- **Listed entries**
* * *
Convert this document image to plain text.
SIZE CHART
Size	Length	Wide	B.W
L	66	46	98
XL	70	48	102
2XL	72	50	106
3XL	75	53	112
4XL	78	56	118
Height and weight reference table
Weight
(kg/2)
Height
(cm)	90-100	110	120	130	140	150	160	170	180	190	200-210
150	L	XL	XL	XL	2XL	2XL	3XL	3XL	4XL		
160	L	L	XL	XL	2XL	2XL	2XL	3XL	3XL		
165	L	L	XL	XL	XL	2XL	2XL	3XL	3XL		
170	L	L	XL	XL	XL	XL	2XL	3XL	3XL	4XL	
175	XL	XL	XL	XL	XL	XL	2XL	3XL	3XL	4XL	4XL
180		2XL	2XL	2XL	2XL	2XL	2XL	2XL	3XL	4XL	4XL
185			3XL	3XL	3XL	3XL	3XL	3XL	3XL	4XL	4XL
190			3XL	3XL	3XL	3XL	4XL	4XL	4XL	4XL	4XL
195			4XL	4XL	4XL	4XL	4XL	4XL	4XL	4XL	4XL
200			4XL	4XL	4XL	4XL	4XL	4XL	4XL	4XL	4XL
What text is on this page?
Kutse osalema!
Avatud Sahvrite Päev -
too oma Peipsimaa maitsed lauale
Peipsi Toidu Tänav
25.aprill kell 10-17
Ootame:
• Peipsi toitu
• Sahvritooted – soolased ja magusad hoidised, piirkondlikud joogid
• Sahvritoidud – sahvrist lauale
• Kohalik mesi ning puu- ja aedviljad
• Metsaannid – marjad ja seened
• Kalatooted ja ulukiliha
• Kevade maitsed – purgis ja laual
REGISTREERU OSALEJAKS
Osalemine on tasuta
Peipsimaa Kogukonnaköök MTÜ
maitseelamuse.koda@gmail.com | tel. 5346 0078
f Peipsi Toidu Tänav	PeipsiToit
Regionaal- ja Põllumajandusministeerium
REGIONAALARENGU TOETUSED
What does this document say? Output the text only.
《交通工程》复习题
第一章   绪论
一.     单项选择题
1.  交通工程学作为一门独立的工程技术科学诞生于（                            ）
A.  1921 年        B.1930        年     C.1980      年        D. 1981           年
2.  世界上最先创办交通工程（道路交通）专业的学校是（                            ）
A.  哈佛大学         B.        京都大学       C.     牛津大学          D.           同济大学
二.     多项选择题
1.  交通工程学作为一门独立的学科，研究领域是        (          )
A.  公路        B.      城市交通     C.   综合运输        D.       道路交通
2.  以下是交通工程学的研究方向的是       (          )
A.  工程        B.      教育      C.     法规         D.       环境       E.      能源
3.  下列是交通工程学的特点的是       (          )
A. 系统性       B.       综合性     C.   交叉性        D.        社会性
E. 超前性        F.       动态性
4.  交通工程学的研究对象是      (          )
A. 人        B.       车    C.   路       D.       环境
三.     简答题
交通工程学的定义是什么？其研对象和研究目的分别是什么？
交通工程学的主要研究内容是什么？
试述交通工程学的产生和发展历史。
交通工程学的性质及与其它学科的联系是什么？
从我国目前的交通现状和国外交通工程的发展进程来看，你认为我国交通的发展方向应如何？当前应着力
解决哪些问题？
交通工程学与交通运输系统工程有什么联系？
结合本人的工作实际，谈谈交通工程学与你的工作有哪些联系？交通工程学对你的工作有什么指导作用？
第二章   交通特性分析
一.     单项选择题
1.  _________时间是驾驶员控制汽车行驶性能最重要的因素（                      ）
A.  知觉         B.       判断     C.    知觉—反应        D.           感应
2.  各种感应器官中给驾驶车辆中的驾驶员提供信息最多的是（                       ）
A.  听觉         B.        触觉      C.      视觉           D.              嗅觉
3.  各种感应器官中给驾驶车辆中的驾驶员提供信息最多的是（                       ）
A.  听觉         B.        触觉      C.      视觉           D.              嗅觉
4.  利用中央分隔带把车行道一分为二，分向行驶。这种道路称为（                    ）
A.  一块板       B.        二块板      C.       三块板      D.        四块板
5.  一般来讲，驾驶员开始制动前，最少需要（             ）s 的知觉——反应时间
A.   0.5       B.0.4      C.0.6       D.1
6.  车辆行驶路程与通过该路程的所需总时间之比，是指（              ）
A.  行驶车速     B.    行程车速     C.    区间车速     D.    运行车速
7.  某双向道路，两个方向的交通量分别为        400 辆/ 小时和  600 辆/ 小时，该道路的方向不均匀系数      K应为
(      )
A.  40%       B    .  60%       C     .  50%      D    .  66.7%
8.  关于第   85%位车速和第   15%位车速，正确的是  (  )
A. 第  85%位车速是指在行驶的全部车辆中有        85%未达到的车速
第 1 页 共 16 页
* * *
Output the full listing exactly as it stands.

Convert this document image to plain text.
SIZE CHART
Size	Length	Wide	B.W
L	66	46	98
XL	70	48	102
2XL	72	50	106
3XL	75	53	112
4XL	78	56	118
Height and weight reference table
Weight
(kg/2)
Height
(cm)	90-100	110	120	130	140	150	160	170	180	190	200-210
150	L	XL	XL	XL	2XL	2XL	3XL	3XL	4XL		
160	L	L	XL	XL	2XL	2XL	2XL	3XL	3XL		
165	L	L	XL	XL	XL	2XL	2XL	3XL	3XL		
170	L	L	XL	XL	XL	XL	2XL	3XL	3XL	4XL	
175	XL	XL	XL	XL	XL	XL	2XL	3XL	3XL	4XL	4XL
180		2XL	2XL	2XL	2XL	2XL	2XL	2XL	3XL	4XL	4XL
185			3XL	3XL	3XL	3XL	3XL	3XL	3XL	4XL	4XL
190			3XL	3XL	3XL	3XL	4XL	4XL	4XL	4XL	4XL
195			4XL	4XL	4XL	4XL	4XL	4XL	4XL	4XL	4XL
200			4XL	4XL	4XL	4XL	4XL	4XL	4XL	4XL	4XL
What text is on this page?
Kutse osalema!
Avatud Sahvrite Päev -
too oma Peipsimaa maitsed lauale
Peipsi Toidu Tänav
25.aprill kell 10-17
Ootame:
• Peipsi toitu
• Sahvritooted – soolased ja magusad hoidised, piirkondlikud joogid
• Sahvritoidud – sahvrist lauale
• Kohalik mesi ning puu- ja aedviljad
• Metsaannid – marjad ja seened
• Kalatooted ja ulukiliha
• Kevade maitsed – purgis ja laual
REGISTREERU OSALEJAKS
Osalemine on tasuta
Peipsimaa Kogukonnaköök MTÜ
maitseelamuse.koda@gmail.com | tel. 5346 0078
f Peipsi Toidu Tänav	PeipsiToit
Regionaal- ja Põllumajandusministeerium
REGIONAALARENGU TOETUSED
What does this document say? Output the text only.
《交通工程》复习题
第一章   绪论
一.     单项选择题
1.  交通工程学作为一门独立的工程技术科学诞生于（                            ）
A.  1921 年        B.1930        年     C.1980      年        D. 1981           年
2.  世界上最先创办交通工程（道路交通）专业的学校是（                            ）
A.  哈佛大学         B.        京都大学       C.     牛津大学          D.           同济大学
二.     多项选择题
1.  交通工程学作为一门独立的学科，研究领域是        (          )
A.  公路        B.      城市交通     C.   综合运输        D.       道路交通
2.  以下是交通工程学的研究方向的是       (          )
A.  工程        B.      教育      C.     法规         D.       环境       E.      能源
3.  下列是交通工程学的特点的是       (          )
A. 系统性       B.       综合性     C.   交叉性        D.        社会性
E. 超前性        F.       动态性
4.  交通工程学的研究对象是      (          )
A. 人        B.       车    C.   路       D.       环境
三.     简答题
交通工程学的定义是什么？其研对象和研究目的分别是什么？
交通工程学的主要研究内容是什么？
试述交通工程学的产生和发展历史。
交通工程学的性质及与其它学科的联系是什么？
从我国目前的交通现状和国外交通工程的发展进程来看，你认为我国交通的发展方向应如何？当前应着力
解决哪些问题？
交通工程学与交通运输系统工程有什么联系？
结合本人的工作实际，谈谈交通工程学与你的工作有哪些联系？交通工程学对你的工作有什么指导作用？
第二章   交通特性分析
一.     单项选择题
1.  _________时间是驾驶员控制汽车行驶性能最重要的因素（                      ）
A.  知觉         B.       判断     C.    知觉—反应        D.           感应
2.  各种感应器官中给驾驶车辆中的驾驶员提供信息最多的是（                       ）
A.  听觉         B.        触觉      C.      视觉           D.              嗅觉
3.  各种感应器官中给驾驶车辆中的驾驶员提供信息最多的是（                       ）
A.  听觉         B.        触觉      C.      视觉           D.              嗅觉
4.  利用中央分隔带把车行道一分为二，分向行驶。这种道路称为（                    ）
A.  一块板       B.        二块板      C.       三块板      D.        四块板
5.  一般来讲，驾驶员开始制动前，最少需要（             ）s 的知觉——反应时间
A.   0.5       B.0.4      C.0.6       D.1
6.  车辆行驶路程与通过该路程的所需总时间之比，是指（              ）
A.  行驶车速     B.    行程车速     C.    区间车速     D.    运行车速
7.  某双向道路，两个方向的交通量分别为        400 辆/ 小时和  600 辆/ 小时，该道路的方向不均匀系数      K应为
(      )
A.  40%       B    .  60%       C     .  50%      D    .  66.7%
8.  关于第   85%位车速和第   15%位车速，正确的是  (  )
A. 第  85%位车速是指在行驶的全部车辆中有        85%未达到的车速
第 1 页 共 16 页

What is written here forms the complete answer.